__Given exercise__: Comb through the entries for "marker" and pull out each line that holds it.

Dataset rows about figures
────────

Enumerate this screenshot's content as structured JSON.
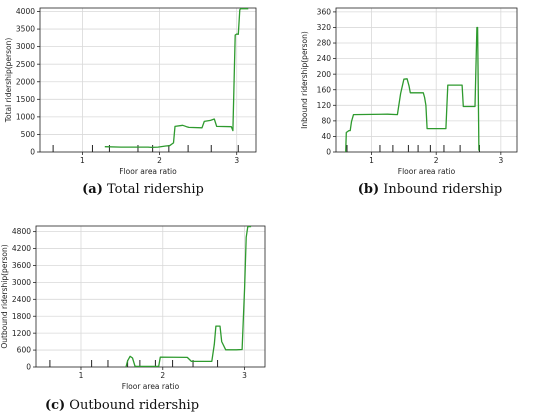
{
  "chart_data": [
    {
      "id": "a",
      "type": "line",
      "caption_label": "(a)",
      "caption_text": "Total ridership",
      "xlabel": "Floor area ratio",
      "ylabel": "Total ridership(person)",
      "xlim": [
        0.45,
        3.25
      ],
      "ylim": [
        0,
        4100
      ],
      "xticks": [
        1,
        2,
        3
      ],
      "yticks": [
        0,
        500,
        1000,
        1500,
        2000,
        2500,
        3000,
        3500,
        4000
      ],
      "grid": true,
      "rug": [
        0.62,
        1.13,
        1.35,
        1.72,
        1.91,
        2.12,
        2.37,
        2.67,
        3.02
      ],
      "series": [
        {
          "x": [
            1.29,
            1.5,
            1.85,
            1.9,
            1.98,
            2.08,
            2.13,
            2.18,
            2.2,
            2.3,
            2.35,
            2.38,
            2.55,
            2.58,
            2.66,
            2.71,
            2.74,
            2.93,
            2.95,
            2.98,
            3.0,
            3.02,
            3.04,
            3.05,
            3.08,
            3.15
          ],
          "y": [
            150,
            140,
            140,
            130,
            140,
            170,
            180,
            260,
            730,
            760,
            720,
            700,
            690,
            870,
            900,
            940,
            730,
            720,
            610,
            3330,
            3360,
            3350,
            4050,
            4080,
            4080,
            4080
          ]
        }
      ]
    },
    {
      "id": "b",
      "type": "line",
      "caption_label": "(b)",
      "caption_text": "Inbound ridership",
      "xlabel": "Floor area ratio",
      "ylabel": "Inbound ridership(person)",
      "xlim": [
        0.45,
        3.25
      ],
      "ylim": [
        0,
        370
      ],
      "xticks": [
        1,
        2,
        3
      ],
      "yticks": [
        0,
        40,
        80,
        120,
        160,
        200,
        240,
        280,
        320,
        360
      ],
      "grid": true,
      "rug": [
        0.62,
        1.13,
        1.33,
        1.57,
        1.72,
        1.91,
        2.12,
        2.37,
        2.67
      ],
      "series": [
        {
          "x": [
            0.6,
            0.61,
            0.65,
            0.67,
            0.69,
            0.72,
            1.25,
            1.4,
            1.45,
            1.5,
            1.55,
            1.58,
            1.6,
            1.8,
            1.82,
            1.84,
            1.86,
            2.15,
            2.18,
            2.4,
            2.42,
            2.6,
            2.63,
            2.64,
            2.66,
            2.67
          ],
          "y": [
            0,
            50,
            55,
            55,
            78,
            96,
            97,
            96,
            150,
            187,
            188,
            170,
            152,
            152,
            140,
            120,
            60,
            60,
            172,
            172,
            117,
            117,
            320,
            320,
            5,
            5
          ]
        }
      ]
    },
    {
      "id": "c",
      "type": "line",
      "caption_label": "(c)",
      "caption_text": "Outbound ridership",
      "xlabel": "Floor area ratio",
      "ylabel": "Outbound ridership(person)",
      "xlim": [
        0.45,
        3.25
      ],
      "ylim": [
        0,
        5000
      ],
      "xticks": [
        1,
        2,
        3
      ],
      "yticks": [
        0,
        600,
        1200,
        1800,
        2400,
        3000,
        3600,
        4200,
        4800
      ],
      "grid": true,
      "rug": [
        0.62,
        1.13,
        1.33,
        1.57,
        1.72,
        1.91,
        2.12,
        2.37,
        2.67
      ],
      "series": [
        {
          "x": [
            1.55,
            1.57,
            1.6,
            1.63,
            1.66,
            1.68,
            1.72,
            1.95,
            1.97,
            2.3,
            2.35,
            2.6,
            2.63,
            2.65,
            2.7,
            2.72,
            2.77,
            2.9,
            2.97,
            3.0,
            3.02,
            3.04,
            3.08
          ],
          "y": [
            0,
            220,
            380,
            320,
            30,
            20,
            20,
            20,
            350,
            340,
            200,
            200,
            800,
            1450,
            1450,
            900,
            610,
            610,
            620,
            2800,
            4600,
            4980,
            4980
          ]
        }
      ]
    }
  ]
}
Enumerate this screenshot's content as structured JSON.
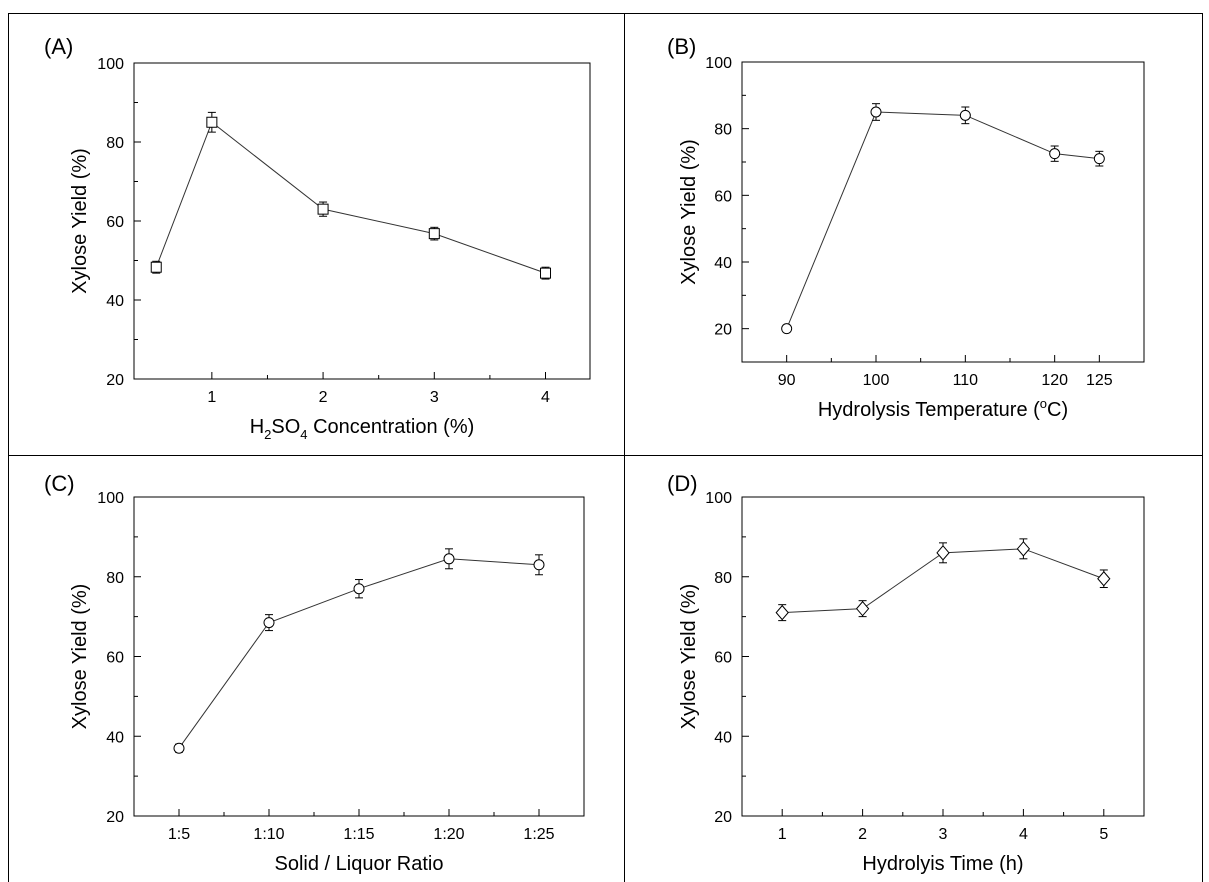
{
  "chart_data": [
    {
      "panel_label": "(A)",
      "type": "line",
      "marker": "square",
      "x_tick_labels": [
        "1",
        "2",
        "3",
        "4"
      ],
      "x": [
        0.5,
        1,
        2,
        3,
        4
      ],
      "y": [
        48.3,
        85.0,
        63.0,
        56.8,
        46.8
      ],
      "yerr": [
        1.5,
        2.5,
        1.8,
        1.6,
        1.5
      ],
      "xlabel": "H2SO4 Concentration (%)",
      "xlabel_parts": [
        "H",
        "2",
        "SO",
        "4",
        " Concentration (%)"
      ],
      "ylabel": "Xylose Yield (%)",
      "xlim": [
        0.3,
        4.4
      ],
      "ylim": [
        20,
        100
      ],
      "y_ticks": [
        20,
        40,
        60,
        80,
        100
      ]
    },
    {
      "panel_label": "(B)",
      "type": "line",
      "marker": "circle",
      "x_tick_labels": [
        "90",
        "100",
        "110",
        "120",
        "125"
      ],
      "x": [
        90,
        100,
        110,
        120,
        125
      ],
      "y": [
        20.0,
        85.0,
        84.0,
        72.5,
        71.0
      ],
      "yerr": [
        1.0,
        2.5,
        2.5,
        2.3,
        2.2
      ],
      "xlabel": "Hydrolysis Temperature (oC)",
      "xlabel_parts": [
        "Hydrolysis Temperature (",
        "o",
        "C)"
      ],
      "ylabel": "Xylose Yield (%)",
      "xlim": [
        85,
        130
      ],
      "ylim": [
        10,
        100
      ],
      "y_ticks": [
        20,
        40,
        60,
        80,
        100
      ]
    },
    {
      "panel_label": "(C)",
      "type": "line",
      "marker": "circle",
      "x_tick_labels": [
        "1:5",
        "1:10",
        "1:15",
        "1:20",
        "1:25"
      ],
      "x": [
        "1:5",
        "1:10",
        "1:15",
        "1:20",
        "1:25"
      ],
      "y": [
        37.0,
        68.5,
        77.0,
        84.5,
        83.0
      ],
      "yerr": [
        1.0,
        2.0,
        2.3,
        2.5,
        2.5
      ],
      "xlabel": "Solid / Liquor Ratio",
      "ylabel": "Xylose Yield (%)",
      "xlim": [
        0.5,
        5.5
      ],
      "ylim": [
        20,
        100
      ],
      "y_ticks": [
        20,
        40,
        60,
        80,
        100
      ]
    },
    {
      "panel_label": "(D)",
      "type": "line",
      "marker": "diamond",
      "x_tick_labels": [
        "1",
        "2",
        "3",
        "4",
        "5"
      ],
      "x": [
        1,
        2,
        3,
        4,
        5
      ],
      "y": [
        71.0,
        72.0,
        86.0,
        87.0,
        79.5
      ],
      "yerr": [
        2.0,
        2.0,
        2.5,
        2.5,
        2.2
      ],
      "xlabel": "Hydrolyis Time (h)",
      "ylabel": "Xylose Yield (%)",
      "xlim": [
        0.5,
        5.5
      ],
      "ylim": [
        20,
        100
      ],
      "y_ticks": [
        20,
        40,
        60,
        80,
        100
      ]
    }
  ]
}
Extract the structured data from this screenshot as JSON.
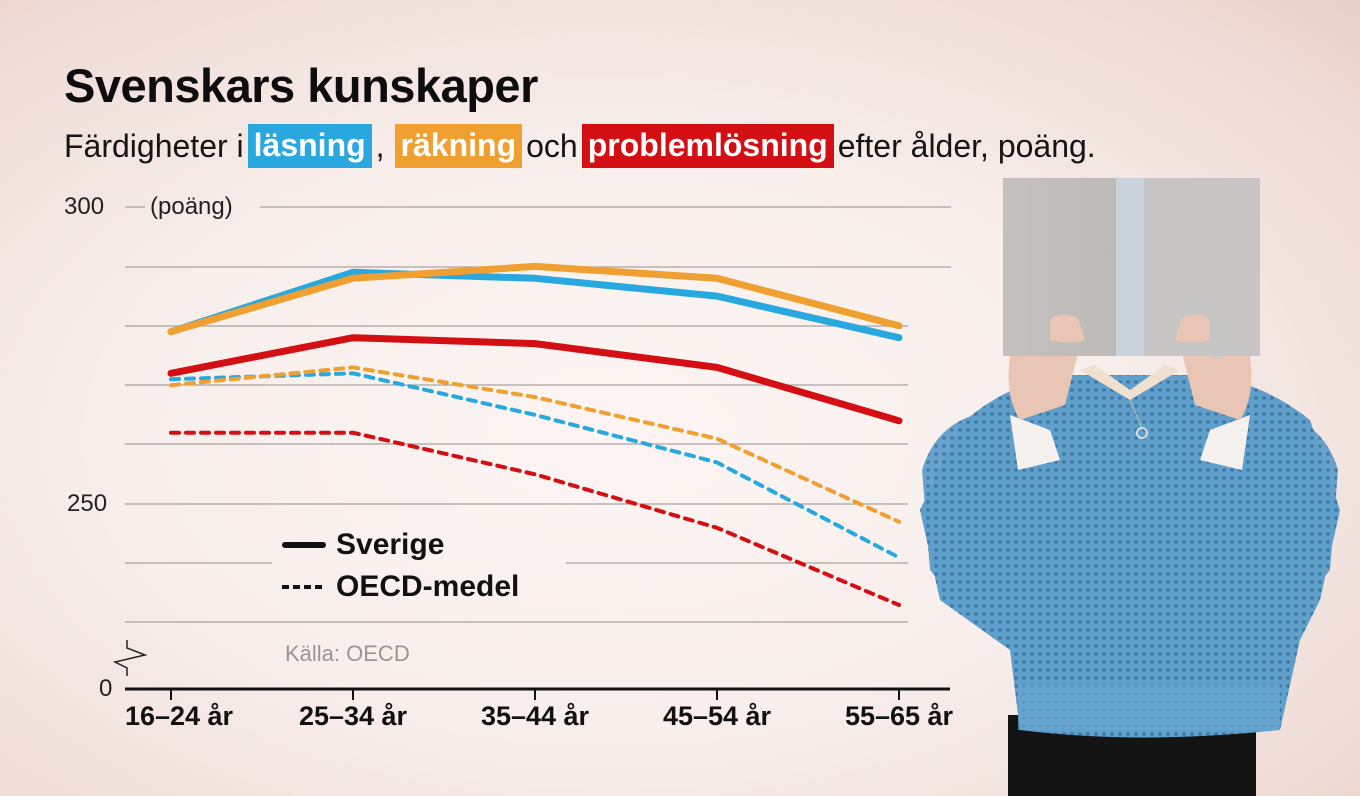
{
  "header": {
    "title": "Svenskars kunskaper",
    "subtitle_parts": {
      "prefix": "Färdigheter i",
      "reading": "läsning",
      "comma": ",",
      "numeracy": "räkning",
      "and": "och",
      "problem_solving": "problemlösning",
      "suffix": "efter ålder, poäng."
    }
  },
  "colors": {
    "reading": "#29a8e0",
    "numeracy": "#f0a030",
    "problem_solving": "#d40f14",
    "gridline": "#a9a3a1",
    "axis": "#111111"
  },
  "axis": {
    "y_unit": "(poäng)",
    "y_top_label": "300",
    "y_mid_label": "250",
    "y_zero_label": "0"
  },
  "legend": {
    "solid_label": "Sverige",
    "dashed_label": "OECD-medel"
  },
  "source": "Källa: OECD",
  "photo": {
    "description": "Person in blue knitted sweater holding an open grey book in front of face"
  },
  "chart_data": {
    "type": "line",
    "title": "Svenskars kunskaper",
    "subtitle": "Färdigheter i läsning, räkning och problemlösning efter ålder, poäng.",
    "xlabel": "",
    "ylabel": "(poäng)",
    "categories": [
      "16–24 år",
      "25–34 år",
      "35–44 år",
      "45–54 år",
      "55–65 år"
    ],
    "ylim": [
      230,
      300
    ],
    "y_axis_break": true,
    "y_ticks_labeled": [
      0,
      250,
      300
    ],
    "gridlines_at": [
      230,
      240,
      250,
      260,
      270,
      280,
      290,
      300
    ],
    "grid": true,
    "legend_position": "lower-left inside plot",
    "series": [
      {
        "name": "Sverige – läsning",
        "color": "#29a8e0",
        "style": "solid",
        "values": [
          279,
          289,
          288,
          285,
          278
        ]
      },
      {
        "name": "Sverige – räkning",
        "color": "#f0a030",
        "style": "solid",
        "values": [
          279,
          288,
          290,
          288,
          280
        ]
      },
      {
        "name": "Sverige – problemlösning",
        "color": "#d40f14",
        "style": "solid",
        "values": [
          272,
          278,
          277,
          273,
          264
        ]
      },
      {
        "name": "OECD-medel – läsning",
        "color": "#29a8e0",
        "style": "dashed",
        "values": [
          271,
          272,
          265,
          257,
          241
        ]
      },
      {
        "name": "OECD-medel – räkning",
        "color": "#f0a030",
        "style": "dashed",
        "values": [
          270,
          273,
          268,
          261,
          247
        ]
      },
      {
        "name": "OECD-medel – problemlösning",
        "color": "#d40f14",
        "style": "dashed",
        "values": [
          262,
          262,
          255,
          246,
          233
        ]
      }
    ],
    "source": "Källa: OECD"
  }
}
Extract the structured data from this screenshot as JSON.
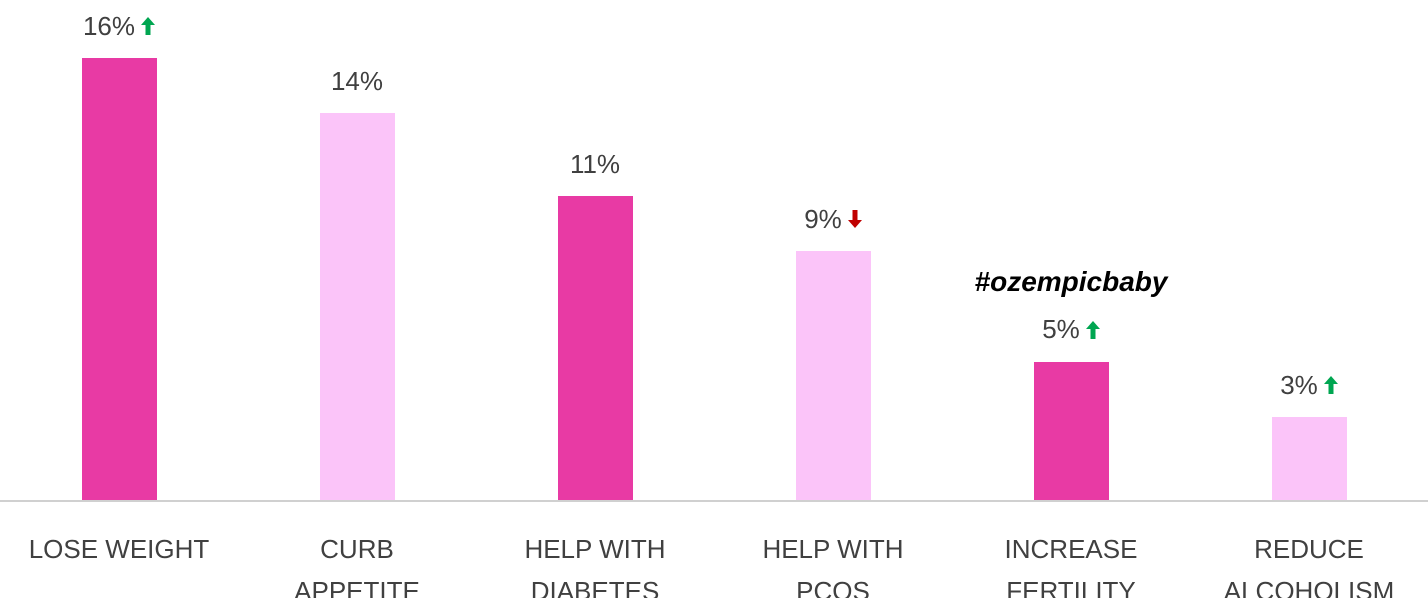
{
  "chart_data": {
    "type": "bar",
    "categories": [
      "LOSE WEIGHT",
      "CURB APPETITE",
      "HELP WITH DIABETES",
      "HELP WITH PCOS",
      "INCREASE FERTILITY",
      "REDUCE ALCOHOLISM"
    ],
    "values": [
      16,
      14,
      11,
      9,
      5,
      3
    ],
    "value_labels": [
      "16%",
      "14%",
      "11%",
      "9%",
      "5%",
      "3%"
    ],
    "colors": [
      "#e83aa4",
      "#fbc4f9",
      "#e83aa4",
      "#fbc4f9",
      "#e83aa4",
      "#fbc4f9"
    ],
    "trend": [
      "up",
      null,
      null,
      "down",
      "up",
      "up"
    ],
    "trend_colors": {
      "up": "#00a651",
      "down": "#c00000"
    },
    "annotations": [
      {
        "text": "#ozempicbaby",
        "category": 4
      }
    ],
    "ylim": [
      0,
      16
    ]
  }
}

────────

__Task answer__:
      "marker": "square",
      "marker": "circle",
      "marker": "circle",
      "marker": "diamond",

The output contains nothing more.